WHAT IS NEEDED —
Gather, from the data below, each line in which the word "قافلون" occurs.

DATASET —

━━━━━━━━━━━━━━━━━━━━

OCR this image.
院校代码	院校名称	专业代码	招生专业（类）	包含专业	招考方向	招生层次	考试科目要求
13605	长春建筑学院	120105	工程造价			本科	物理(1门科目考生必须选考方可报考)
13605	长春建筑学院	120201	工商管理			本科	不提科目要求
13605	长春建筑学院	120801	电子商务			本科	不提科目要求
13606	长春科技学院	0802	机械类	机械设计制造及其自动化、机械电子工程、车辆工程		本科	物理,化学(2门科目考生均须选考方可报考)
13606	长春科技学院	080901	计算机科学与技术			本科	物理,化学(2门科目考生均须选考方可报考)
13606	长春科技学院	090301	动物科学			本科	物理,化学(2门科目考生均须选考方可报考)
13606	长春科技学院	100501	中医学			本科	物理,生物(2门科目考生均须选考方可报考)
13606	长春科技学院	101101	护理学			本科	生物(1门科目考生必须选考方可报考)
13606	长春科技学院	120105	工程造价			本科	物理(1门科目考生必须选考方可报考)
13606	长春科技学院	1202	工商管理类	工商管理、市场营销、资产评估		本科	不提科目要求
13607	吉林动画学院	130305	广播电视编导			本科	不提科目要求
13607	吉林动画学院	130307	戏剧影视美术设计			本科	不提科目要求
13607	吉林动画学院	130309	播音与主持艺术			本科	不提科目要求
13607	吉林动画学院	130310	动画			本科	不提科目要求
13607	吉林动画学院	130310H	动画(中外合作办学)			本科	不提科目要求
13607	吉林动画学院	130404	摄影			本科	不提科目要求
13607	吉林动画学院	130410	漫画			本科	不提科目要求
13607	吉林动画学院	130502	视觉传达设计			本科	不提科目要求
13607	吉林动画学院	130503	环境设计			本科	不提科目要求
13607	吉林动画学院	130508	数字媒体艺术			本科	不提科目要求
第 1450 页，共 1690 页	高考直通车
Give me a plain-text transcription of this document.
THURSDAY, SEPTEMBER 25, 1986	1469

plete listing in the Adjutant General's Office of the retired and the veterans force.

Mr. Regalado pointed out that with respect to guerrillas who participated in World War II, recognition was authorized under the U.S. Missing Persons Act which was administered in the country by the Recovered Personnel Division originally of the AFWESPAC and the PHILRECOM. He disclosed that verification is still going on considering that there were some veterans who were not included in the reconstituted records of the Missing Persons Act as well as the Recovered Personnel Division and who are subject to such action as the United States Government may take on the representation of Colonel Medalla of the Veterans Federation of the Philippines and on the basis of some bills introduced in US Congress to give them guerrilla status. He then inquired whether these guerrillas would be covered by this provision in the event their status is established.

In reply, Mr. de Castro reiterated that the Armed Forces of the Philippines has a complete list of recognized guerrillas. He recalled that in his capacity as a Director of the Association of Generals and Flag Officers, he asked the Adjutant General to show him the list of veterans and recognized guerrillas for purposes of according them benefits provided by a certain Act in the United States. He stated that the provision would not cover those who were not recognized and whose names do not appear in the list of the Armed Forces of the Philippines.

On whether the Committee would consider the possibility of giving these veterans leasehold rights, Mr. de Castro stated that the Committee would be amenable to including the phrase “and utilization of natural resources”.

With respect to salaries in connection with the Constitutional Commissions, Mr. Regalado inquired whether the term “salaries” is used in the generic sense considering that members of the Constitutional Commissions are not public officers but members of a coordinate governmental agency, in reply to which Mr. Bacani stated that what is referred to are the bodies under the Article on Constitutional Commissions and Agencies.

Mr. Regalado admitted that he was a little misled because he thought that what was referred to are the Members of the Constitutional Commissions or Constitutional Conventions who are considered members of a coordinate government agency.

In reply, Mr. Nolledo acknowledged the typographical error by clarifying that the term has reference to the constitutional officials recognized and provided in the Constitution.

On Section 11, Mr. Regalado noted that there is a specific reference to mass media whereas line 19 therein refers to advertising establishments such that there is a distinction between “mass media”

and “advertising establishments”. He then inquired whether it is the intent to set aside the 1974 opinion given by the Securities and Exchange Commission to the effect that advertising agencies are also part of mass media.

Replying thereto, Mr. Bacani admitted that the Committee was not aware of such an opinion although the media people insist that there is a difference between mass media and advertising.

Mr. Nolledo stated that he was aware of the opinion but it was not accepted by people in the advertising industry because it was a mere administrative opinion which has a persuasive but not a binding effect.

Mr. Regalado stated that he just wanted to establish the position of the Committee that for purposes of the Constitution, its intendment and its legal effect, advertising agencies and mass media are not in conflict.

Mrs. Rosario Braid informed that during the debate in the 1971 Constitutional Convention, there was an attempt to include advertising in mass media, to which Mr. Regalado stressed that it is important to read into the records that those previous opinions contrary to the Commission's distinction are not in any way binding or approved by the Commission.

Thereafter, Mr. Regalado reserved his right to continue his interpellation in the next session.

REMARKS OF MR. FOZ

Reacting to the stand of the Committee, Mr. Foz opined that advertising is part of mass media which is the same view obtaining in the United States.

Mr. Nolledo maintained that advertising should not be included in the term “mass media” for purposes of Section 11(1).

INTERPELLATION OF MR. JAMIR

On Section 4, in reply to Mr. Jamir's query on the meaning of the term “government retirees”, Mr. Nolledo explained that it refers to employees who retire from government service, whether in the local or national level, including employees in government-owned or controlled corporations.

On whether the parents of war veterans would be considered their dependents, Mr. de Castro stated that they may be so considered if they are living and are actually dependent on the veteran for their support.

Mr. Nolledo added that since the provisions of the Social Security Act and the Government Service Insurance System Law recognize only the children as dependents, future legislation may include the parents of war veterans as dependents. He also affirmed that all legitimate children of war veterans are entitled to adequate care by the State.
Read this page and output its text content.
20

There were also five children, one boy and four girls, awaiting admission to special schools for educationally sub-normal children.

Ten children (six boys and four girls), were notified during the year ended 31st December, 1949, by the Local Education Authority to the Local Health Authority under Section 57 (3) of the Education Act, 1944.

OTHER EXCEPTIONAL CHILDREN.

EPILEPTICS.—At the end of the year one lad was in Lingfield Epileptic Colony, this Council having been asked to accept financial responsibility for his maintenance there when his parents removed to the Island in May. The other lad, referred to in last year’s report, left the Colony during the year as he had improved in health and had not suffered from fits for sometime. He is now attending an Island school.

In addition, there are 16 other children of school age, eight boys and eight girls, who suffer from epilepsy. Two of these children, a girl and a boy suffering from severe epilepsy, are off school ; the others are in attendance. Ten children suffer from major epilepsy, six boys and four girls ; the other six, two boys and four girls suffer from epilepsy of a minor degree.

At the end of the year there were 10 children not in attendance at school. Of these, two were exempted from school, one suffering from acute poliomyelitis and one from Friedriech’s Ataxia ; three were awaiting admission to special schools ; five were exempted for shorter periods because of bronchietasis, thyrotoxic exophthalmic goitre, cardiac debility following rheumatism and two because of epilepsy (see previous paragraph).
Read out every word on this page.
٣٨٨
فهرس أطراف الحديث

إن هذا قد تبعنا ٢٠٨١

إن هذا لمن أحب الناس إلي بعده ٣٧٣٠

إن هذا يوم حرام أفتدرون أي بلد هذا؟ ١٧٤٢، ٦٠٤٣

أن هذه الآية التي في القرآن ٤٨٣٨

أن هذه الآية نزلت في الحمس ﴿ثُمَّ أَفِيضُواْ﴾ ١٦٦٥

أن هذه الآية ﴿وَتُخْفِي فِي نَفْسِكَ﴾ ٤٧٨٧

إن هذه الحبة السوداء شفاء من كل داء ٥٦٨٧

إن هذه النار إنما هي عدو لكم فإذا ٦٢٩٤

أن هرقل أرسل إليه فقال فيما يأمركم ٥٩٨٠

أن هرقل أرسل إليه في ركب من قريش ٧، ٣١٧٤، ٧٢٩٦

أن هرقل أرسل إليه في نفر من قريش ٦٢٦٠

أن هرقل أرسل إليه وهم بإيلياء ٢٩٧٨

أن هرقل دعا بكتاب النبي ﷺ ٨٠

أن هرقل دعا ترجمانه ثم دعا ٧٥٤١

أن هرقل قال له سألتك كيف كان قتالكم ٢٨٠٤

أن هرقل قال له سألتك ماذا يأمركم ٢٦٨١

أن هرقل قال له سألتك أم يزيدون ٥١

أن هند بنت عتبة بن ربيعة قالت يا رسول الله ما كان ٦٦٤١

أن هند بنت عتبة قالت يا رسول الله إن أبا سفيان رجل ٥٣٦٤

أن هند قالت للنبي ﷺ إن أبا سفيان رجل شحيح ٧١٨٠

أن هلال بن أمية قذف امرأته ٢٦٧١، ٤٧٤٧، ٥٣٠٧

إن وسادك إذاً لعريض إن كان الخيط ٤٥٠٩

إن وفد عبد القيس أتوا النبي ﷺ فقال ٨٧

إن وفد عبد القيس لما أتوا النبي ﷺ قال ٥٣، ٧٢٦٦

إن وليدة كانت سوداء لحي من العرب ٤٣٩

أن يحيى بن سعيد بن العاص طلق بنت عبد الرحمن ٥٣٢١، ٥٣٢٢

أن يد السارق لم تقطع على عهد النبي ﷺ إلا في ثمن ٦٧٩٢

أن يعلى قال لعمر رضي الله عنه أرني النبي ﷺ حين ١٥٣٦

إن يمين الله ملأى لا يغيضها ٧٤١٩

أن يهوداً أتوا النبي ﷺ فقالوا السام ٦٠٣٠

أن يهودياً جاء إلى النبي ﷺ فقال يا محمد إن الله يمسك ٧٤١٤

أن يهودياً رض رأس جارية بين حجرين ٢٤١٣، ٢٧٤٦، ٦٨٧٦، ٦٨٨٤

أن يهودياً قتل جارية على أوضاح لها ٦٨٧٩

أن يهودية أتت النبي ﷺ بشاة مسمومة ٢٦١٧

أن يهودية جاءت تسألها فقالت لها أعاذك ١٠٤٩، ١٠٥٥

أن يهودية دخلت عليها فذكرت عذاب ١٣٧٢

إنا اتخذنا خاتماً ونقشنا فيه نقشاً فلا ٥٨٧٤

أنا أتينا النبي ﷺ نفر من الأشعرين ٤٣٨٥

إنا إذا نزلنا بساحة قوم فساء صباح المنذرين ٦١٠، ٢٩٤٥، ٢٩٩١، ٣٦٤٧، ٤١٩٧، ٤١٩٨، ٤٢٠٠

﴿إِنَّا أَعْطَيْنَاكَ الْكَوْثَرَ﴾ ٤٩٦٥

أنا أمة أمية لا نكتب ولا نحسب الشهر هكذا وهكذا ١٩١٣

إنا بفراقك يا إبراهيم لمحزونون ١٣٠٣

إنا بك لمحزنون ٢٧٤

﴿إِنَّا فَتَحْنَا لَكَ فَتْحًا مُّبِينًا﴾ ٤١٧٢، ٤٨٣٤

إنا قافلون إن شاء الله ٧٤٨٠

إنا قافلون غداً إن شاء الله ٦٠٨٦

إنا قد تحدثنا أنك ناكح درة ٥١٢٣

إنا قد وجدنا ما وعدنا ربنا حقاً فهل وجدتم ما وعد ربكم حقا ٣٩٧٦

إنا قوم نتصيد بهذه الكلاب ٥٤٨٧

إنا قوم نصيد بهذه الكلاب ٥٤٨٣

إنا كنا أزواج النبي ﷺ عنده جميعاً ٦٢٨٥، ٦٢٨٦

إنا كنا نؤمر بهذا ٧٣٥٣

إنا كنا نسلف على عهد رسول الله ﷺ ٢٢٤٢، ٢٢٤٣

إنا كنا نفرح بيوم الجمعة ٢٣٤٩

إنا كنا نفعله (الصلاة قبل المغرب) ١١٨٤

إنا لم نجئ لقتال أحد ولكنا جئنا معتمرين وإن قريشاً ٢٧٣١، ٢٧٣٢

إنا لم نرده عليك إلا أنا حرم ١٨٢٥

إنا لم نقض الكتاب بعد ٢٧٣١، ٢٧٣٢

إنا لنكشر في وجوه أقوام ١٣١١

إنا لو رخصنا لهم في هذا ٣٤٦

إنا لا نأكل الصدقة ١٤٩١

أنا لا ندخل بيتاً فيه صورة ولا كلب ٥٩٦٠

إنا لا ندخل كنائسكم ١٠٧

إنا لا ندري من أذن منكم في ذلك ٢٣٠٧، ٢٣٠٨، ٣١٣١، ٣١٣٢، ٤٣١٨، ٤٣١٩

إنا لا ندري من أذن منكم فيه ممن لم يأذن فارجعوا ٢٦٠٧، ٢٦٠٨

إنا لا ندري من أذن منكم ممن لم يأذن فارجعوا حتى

━━━━━━━━━━━━━━━━━━━━

RESULT BELOW —
إنا قافلون إن شاء الله ٧٤٨٠
إنا قافلون غداً إن شاء الله ٦٠٨٦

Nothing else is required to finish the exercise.